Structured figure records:
** Start **

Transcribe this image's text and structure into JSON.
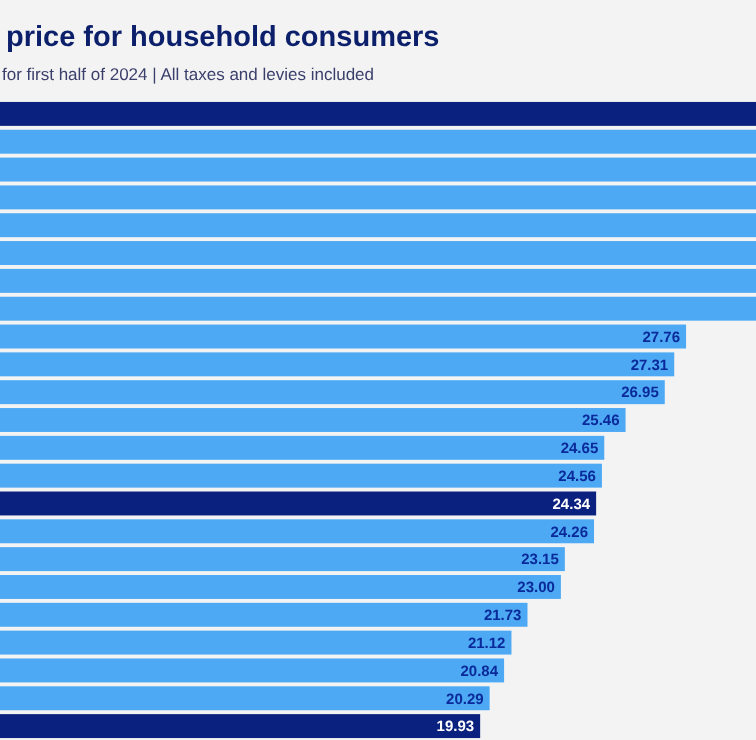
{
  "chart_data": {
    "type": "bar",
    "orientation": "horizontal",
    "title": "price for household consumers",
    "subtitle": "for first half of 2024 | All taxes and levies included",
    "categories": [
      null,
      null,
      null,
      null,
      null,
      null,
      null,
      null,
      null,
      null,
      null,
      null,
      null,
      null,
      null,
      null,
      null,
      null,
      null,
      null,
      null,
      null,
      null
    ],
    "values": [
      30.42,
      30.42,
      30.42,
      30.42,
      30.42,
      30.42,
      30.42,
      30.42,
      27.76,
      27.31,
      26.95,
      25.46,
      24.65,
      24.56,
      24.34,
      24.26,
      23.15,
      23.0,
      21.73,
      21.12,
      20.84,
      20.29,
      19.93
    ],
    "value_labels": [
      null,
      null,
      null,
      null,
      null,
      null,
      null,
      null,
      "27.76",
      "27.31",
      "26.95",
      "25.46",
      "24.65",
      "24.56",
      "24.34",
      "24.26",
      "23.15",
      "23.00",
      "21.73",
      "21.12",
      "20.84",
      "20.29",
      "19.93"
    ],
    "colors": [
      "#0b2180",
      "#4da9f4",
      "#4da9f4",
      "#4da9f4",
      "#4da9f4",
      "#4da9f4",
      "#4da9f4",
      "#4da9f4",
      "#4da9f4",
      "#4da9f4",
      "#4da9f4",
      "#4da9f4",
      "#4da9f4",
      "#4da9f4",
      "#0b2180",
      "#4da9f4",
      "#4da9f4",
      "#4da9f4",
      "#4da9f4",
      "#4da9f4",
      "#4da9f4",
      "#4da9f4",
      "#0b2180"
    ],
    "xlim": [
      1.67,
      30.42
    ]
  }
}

** End **
** Start **

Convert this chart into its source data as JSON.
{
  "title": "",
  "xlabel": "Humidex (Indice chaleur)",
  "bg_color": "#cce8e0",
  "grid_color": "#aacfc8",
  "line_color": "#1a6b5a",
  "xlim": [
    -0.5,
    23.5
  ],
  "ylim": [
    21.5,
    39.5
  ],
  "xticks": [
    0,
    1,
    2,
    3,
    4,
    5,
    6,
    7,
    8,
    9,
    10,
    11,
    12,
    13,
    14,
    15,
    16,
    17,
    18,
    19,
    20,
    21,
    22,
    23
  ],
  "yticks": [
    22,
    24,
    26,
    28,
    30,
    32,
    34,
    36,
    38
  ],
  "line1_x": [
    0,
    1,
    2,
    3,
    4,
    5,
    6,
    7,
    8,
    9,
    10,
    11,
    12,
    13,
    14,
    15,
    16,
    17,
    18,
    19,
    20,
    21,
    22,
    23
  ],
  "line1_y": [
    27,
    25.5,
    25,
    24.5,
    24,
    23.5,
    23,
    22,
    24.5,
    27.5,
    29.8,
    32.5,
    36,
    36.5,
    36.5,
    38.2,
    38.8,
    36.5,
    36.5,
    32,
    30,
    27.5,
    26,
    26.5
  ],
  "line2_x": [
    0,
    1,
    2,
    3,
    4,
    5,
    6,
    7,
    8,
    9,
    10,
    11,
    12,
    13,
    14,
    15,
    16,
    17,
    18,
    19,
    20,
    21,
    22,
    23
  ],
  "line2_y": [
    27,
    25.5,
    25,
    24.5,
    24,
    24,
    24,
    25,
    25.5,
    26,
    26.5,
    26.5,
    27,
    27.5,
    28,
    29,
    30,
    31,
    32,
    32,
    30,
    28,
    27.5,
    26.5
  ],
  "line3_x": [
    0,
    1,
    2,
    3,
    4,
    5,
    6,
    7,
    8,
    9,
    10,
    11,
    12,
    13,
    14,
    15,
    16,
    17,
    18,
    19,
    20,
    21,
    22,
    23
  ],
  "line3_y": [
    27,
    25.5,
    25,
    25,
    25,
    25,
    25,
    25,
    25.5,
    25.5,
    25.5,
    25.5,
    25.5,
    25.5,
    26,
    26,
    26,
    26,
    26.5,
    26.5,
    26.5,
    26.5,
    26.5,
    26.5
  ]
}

** End **

**What you have to do**: Which lines hold the string "into"? List them all.

**Written answer**:
Transcribe this image's text and structure into JSON.
Convert this chart into its source data as JSON.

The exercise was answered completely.